YOUR OBJECTIVE: Identify the lines bearing the string "hayswen" and gather them.

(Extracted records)
***

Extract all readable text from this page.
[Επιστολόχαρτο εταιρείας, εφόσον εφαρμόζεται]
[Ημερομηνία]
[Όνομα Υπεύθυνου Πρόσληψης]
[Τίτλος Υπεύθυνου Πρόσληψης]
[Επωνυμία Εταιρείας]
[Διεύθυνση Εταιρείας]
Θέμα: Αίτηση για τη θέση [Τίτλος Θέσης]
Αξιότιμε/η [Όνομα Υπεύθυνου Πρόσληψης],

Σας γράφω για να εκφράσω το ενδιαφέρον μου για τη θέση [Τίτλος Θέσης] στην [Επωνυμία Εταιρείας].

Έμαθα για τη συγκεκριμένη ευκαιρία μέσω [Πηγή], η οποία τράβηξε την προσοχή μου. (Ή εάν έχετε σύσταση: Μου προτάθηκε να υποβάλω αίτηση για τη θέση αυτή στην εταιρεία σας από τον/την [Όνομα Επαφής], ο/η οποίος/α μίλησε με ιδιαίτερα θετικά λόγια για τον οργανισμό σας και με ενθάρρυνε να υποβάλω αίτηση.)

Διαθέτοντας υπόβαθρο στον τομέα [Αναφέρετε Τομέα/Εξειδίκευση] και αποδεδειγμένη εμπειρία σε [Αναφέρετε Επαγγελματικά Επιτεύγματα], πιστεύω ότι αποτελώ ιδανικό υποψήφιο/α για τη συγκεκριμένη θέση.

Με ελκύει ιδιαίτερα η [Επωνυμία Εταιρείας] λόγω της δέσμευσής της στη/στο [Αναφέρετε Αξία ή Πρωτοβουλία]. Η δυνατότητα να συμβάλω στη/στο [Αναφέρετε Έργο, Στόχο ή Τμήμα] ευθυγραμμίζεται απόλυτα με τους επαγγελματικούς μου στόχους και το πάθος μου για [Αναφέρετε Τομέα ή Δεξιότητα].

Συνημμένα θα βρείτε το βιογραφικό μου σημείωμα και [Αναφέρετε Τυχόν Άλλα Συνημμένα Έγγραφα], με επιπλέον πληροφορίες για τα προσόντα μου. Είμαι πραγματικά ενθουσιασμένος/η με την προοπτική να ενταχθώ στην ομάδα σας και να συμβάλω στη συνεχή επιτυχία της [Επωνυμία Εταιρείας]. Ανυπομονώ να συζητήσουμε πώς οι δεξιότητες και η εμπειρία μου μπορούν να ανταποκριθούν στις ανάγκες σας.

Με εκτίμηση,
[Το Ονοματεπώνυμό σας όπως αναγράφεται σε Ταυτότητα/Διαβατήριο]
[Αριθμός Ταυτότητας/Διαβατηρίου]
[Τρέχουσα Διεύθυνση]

***

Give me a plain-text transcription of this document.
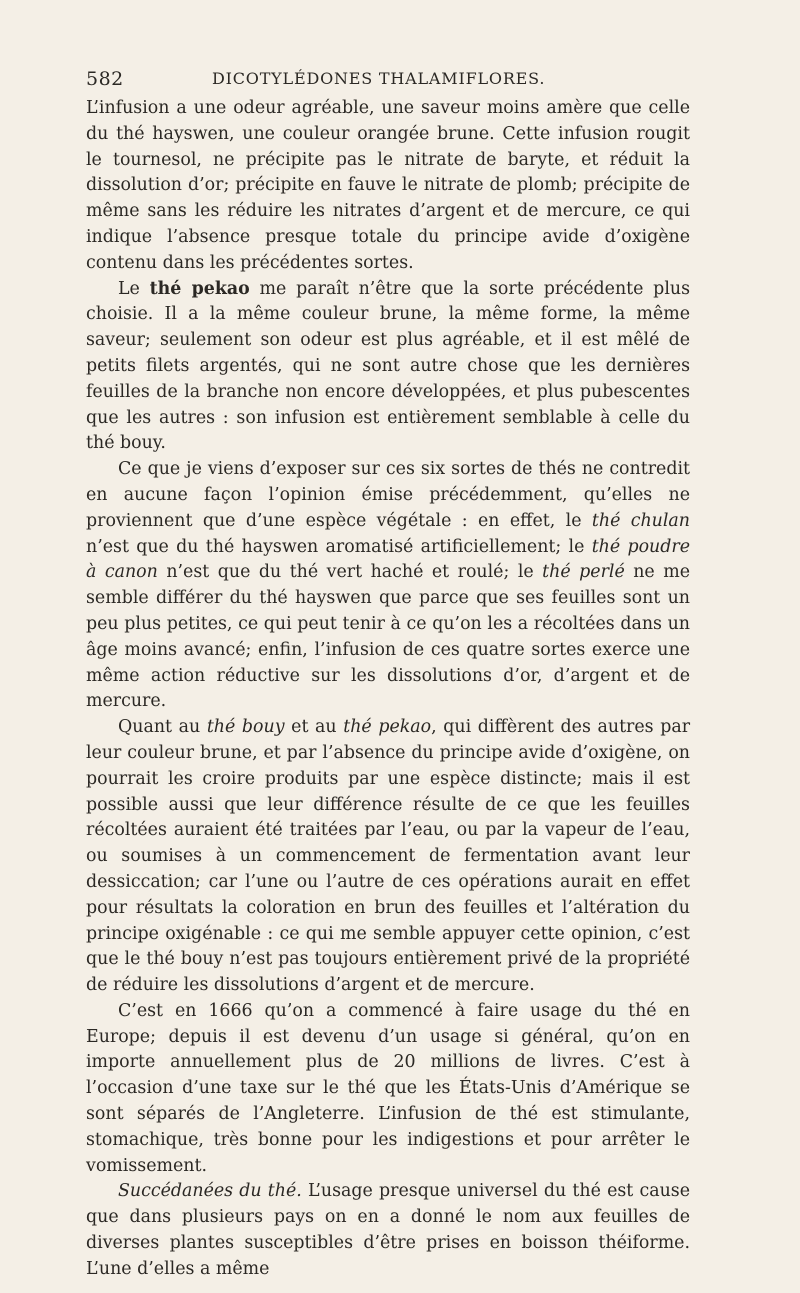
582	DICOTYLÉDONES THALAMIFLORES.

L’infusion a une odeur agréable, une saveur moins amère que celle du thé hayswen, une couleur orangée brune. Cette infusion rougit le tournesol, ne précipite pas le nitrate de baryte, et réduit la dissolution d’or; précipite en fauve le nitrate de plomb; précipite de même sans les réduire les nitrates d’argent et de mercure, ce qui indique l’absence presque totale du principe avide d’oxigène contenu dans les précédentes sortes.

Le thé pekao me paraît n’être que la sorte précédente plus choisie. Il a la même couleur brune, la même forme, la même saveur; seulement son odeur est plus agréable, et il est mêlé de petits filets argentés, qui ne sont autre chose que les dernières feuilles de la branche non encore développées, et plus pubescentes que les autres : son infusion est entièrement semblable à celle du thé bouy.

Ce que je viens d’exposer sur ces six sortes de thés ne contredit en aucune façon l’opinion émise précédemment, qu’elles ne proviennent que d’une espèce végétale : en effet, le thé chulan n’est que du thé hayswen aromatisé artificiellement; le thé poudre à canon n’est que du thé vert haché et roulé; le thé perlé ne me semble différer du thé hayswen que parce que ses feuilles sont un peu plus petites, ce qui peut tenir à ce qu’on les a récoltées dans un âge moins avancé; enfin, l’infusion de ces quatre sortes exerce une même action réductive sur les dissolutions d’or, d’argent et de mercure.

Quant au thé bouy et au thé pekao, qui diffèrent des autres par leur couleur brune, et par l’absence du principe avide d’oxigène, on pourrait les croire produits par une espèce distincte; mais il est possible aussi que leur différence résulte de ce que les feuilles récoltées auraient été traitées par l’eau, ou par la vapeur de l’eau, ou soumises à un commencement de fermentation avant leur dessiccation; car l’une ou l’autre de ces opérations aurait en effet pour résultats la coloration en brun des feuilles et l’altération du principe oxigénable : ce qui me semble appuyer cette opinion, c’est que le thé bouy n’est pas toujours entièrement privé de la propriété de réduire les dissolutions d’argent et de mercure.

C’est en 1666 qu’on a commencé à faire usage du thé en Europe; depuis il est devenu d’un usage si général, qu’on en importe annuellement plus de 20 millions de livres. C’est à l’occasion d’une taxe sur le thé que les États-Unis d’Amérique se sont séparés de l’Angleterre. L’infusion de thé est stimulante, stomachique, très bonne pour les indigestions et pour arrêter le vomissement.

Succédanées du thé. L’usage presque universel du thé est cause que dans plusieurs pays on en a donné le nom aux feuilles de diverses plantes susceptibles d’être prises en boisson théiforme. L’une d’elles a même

***

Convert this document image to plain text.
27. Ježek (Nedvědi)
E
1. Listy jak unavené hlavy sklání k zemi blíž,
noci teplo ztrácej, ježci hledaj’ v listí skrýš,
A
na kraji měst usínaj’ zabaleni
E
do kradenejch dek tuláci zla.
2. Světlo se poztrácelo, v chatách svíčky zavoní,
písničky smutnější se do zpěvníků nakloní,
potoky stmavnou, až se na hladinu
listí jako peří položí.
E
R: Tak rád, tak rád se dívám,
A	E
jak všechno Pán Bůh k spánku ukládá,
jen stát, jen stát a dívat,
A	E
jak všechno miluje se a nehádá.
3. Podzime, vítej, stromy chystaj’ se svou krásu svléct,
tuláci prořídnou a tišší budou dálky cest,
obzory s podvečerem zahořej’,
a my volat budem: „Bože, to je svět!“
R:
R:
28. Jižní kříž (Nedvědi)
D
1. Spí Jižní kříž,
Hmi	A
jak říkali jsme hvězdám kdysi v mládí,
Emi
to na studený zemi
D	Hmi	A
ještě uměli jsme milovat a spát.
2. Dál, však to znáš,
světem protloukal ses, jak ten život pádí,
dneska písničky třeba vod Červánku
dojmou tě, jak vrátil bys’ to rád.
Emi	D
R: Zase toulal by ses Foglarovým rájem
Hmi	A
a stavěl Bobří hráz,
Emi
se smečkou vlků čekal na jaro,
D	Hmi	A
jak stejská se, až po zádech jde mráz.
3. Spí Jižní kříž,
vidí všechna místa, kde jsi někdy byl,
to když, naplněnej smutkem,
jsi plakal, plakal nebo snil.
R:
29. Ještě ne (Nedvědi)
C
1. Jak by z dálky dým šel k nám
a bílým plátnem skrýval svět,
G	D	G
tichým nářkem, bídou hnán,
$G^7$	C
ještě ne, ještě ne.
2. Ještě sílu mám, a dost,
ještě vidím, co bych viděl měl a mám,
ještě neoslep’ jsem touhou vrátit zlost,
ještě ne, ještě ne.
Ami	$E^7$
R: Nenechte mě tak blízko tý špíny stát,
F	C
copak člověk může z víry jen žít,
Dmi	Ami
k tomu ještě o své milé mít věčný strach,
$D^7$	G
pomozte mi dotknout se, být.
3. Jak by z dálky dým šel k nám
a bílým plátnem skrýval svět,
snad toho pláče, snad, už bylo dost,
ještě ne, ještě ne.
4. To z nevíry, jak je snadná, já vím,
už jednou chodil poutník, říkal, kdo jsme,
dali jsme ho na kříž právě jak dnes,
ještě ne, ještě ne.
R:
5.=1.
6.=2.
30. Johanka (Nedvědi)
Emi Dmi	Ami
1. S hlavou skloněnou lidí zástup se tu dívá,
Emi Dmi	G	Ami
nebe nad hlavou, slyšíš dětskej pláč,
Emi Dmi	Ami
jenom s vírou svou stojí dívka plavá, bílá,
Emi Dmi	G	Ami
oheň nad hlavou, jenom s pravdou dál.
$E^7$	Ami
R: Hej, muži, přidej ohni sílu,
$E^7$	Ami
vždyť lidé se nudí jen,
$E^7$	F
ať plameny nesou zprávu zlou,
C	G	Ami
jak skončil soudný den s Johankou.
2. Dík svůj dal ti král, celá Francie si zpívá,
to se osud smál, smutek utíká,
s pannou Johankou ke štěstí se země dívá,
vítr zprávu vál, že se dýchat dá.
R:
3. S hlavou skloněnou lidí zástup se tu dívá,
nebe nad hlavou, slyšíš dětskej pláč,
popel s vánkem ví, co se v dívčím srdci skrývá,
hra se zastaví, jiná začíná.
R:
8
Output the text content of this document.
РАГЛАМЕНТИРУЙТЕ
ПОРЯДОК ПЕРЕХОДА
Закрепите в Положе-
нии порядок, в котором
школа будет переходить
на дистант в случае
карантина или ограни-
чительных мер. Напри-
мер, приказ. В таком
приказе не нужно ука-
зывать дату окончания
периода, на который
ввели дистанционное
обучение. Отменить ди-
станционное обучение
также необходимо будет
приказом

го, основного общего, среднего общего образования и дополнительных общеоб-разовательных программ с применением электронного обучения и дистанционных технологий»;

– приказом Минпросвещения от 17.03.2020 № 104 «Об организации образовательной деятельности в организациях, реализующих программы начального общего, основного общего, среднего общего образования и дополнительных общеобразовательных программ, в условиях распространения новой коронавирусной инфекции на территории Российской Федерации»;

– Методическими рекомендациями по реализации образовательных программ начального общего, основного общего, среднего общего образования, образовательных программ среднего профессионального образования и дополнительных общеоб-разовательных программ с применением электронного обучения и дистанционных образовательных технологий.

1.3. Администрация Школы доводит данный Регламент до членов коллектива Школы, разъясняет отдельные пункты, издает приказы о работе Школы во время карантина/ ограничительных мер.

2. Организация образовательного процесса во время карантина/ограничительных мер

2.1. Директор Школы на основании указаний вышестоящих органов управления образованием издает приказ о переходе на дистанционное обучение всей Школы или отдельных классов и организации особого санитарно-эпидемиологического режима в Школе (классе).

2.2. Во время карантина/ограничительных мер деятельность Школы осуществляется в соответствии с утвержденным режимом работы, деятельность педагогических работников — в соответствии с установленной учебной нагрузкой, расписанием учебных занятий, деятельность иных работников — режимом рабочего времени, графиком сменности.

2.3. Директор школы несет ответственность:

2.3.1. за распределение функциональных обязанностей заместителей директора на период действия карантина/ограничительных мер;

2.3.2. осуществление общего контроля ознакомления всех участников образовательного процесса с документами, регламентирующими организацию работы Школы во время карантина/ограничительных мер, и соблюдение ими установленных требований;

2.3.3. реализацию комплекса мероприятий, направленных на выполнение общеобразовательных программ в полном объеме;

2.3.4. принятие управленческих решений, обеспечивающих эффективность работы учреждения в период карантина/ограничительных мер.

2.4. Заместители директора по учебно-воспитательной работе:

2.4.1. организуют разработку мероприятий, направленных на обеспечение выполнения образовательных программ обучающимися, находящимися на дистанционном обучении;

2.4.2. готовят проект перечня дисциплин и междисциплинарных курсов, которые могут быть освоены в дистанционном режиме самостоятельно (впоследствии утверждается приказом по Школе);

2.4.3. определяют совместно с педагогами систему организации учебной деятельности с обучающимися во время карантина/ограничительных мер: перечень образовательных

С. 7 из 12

***

EXERCISE ANSWER:
L’infusion a une odeur agréable, une saveur moins amère que celle du thé hayswen, une couleur orangée brune. Cette infusion rougit le tournesol, ne précipite pas le nitrate de baryte, et réduit la dissolution d’or; précipite en fauve le nitrate de plomb; précipite de même sans les réduire les nitrates d’argent et de mercure, ce qui indique l’absence presque totale du principe avide d’oxigène contenu dans les précédentes sortes.
Ce que je viens d’exposer sur ces six sortes de thés ne contredit en aucune façon l’opinion émise précédemment, qu’elles ne proviennent que d’une espèce végétale : en effet, le thé chulan n’est que du thé hayswen aromatisé artificiellement; le thé poudre à canon n’est que du thé vert haché et roulé; le thé perlé ne me semble différer du thé hayswen que parce que ses feuilles sont un peu plus petites, ce qui peut tenir à ce qu’on les a récoltées dans un âge moins avancé; enfin, l’infusion de ces quatre sortes exerce une même action réductive sur les dissolutions d’or, d’argent et de mercure.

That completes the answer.